▶ [Exercise goal]:
Out of all the lines below, count those with the word "padrão". Give the number only.

Data records
%%

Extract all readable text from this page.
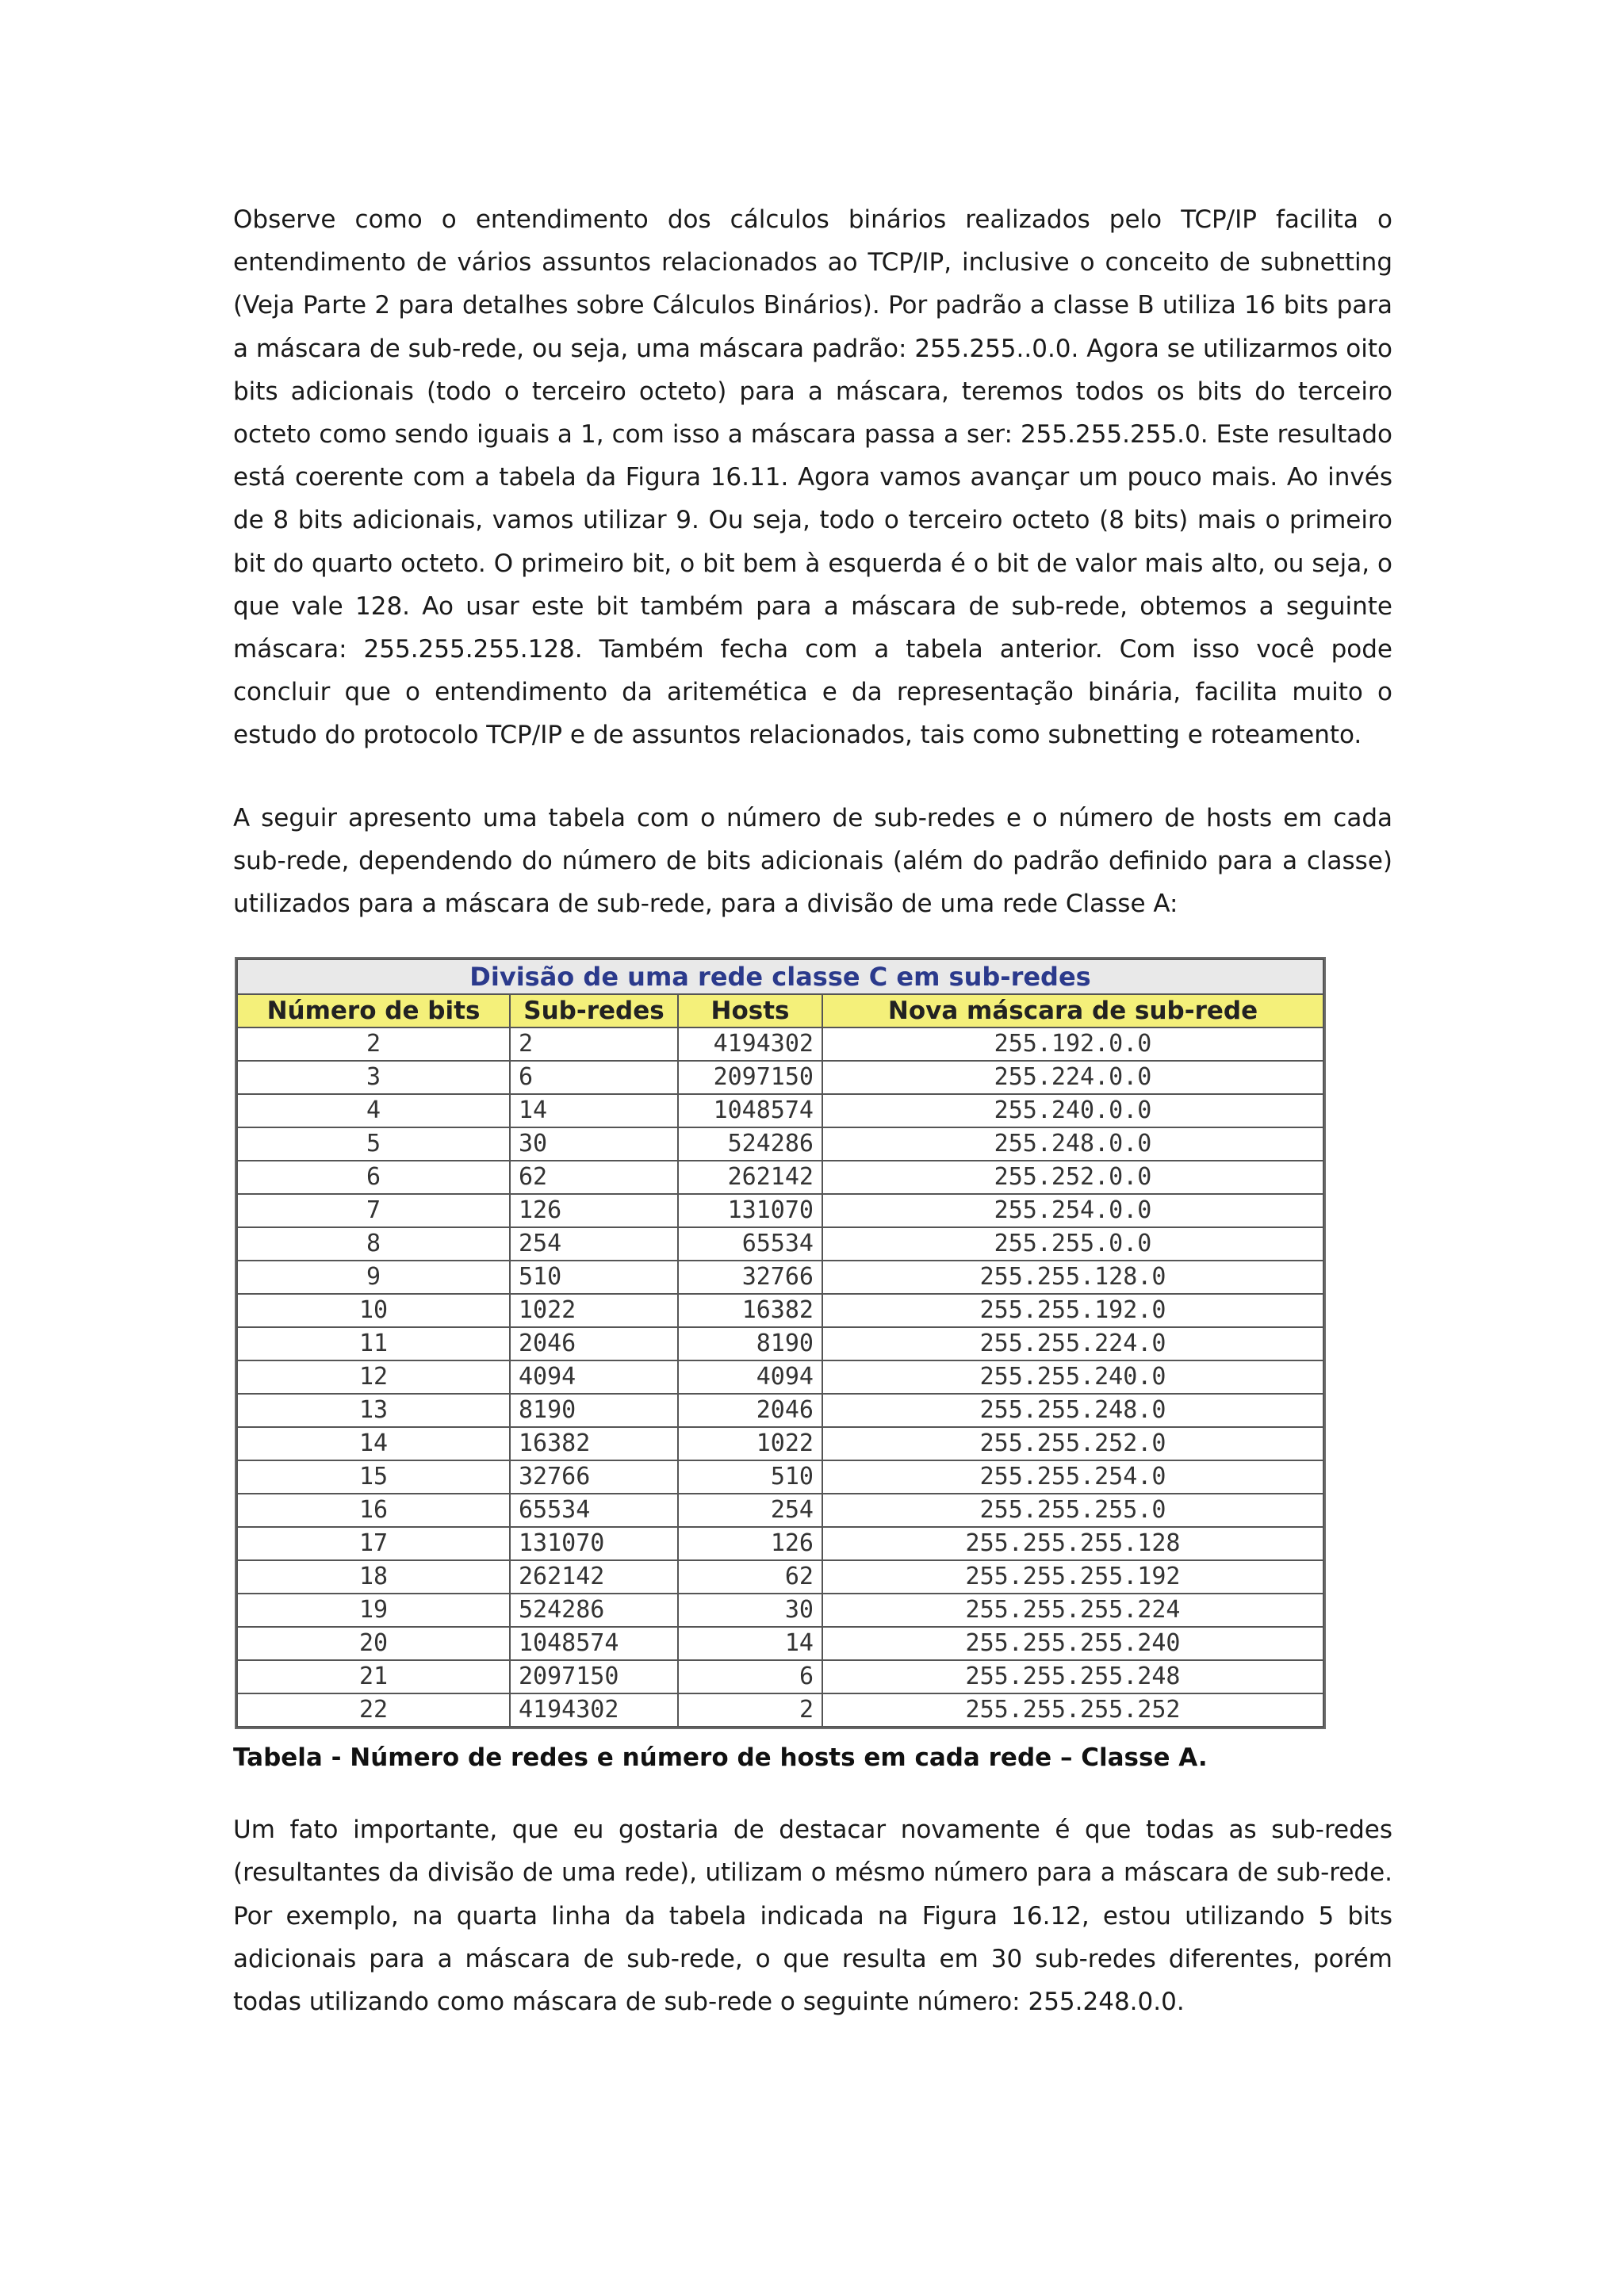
Observe como o entendimento dos cálculos binários realizados pelo TCP/IP facilita o entendimento de vários assuntos relacionados ao TCP/IP, inclusive o conceito de subnetting (Veja Parte 2 para detalhes sobre Cálculos Binários). Por padrão a classe B utiliza 16 bits para a máscara de sub-rede, ou seja, uma máscara padrão: 255.255..0.0. Agora se utilizarmos oito bits adicionais (todo o terceiro octeto) para a máscara, teremos todos os bits do terceiro octeto como sendo iguais a 1, com isso a máscara passa a ser: 255.255.255.0. Este resultado está coerente com a tabela da Figura 16.11. Agora vamos avançar um pouco mais. Ao invés de 8 bits adicionais, vamos utilizar 9. Ou seja, todo o terceiro octeto (8 bits) mais o primeiro bit do quarto octeto. O primeiro bit, o bit bem à esquerda é o bit de valor mais alto, ou seja, o que vale 128. Ao usar este bit também para a máscara de sub-rede, obtemos a seguinte máscara: 255.255.255.128. Também fecha com a tabela anterior. Com isso você pode concluir que o entendimento da aritemética e da representação binária, facilita muito o estudo do protocolo TCP/IP e de assuntos relacionados, tais como subnetting e roteamento.

A seguir apresento uma tabela com o número de sub-redes e o número de hosts em cada sub-rede, dependendo do número de bits adicionais (além do padrão definido para a classe) utilizados para a máscara de sub-rede, para a divisão de uma rede Classe A:

Divisão de uma rede classe C em sub-redes
Número de bits	Sub-redes	Hosts	Nova máscara de sub-rede
2	2	4194302	255.192.0.0
3	6	2097150	255.224.0.0
4	14	1048574	255.240.0.0
5	30	524286	255.248.0.0
6	62	262142	255.252.0.0
7	126	131070	255.254.0.0
8	254	65534	255.255.0.0
9	510	32766	255.255.128.0
10	1022	16382	255.255.192.0
11	2046	8190	255.255.224.0
12	4094	4094	255.255.240.0
13	8190	2046	255.255.248.0
14	16382	1022	255.255.252.0
15	32766	510	255.255.254.0
16	65534	254	255.255.255.0
17	131070	126	255.255.255.128
18	262142	62	255.255.255.192
19	524286	30	255.255.255.224
20	1048574	14	255.255.255.240
21	2097150	6	255.255.255.248
22	4194302	2	255.255.255.252

Tabela - Número de redes e número de hosts em cada rede – Classe A.

Um fato importante, que eu gostaria de destacar novamente é que todas as sub-redes (resultantes da divisão de uma rede), utilizam o mésmo número para a máscara de sub-rede. Por exemplo, na quarta linha da tabela indicada na Figura 16.12, estou utilizando 5 bits adicionais para a máscara de sub-rede, o que resulta em 30 sub-redes diferentes, porém todas utilizando como máscara de sub-rede o seguinte número: 255.248.0.0.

%%

▶ [Result for this exercise]:
2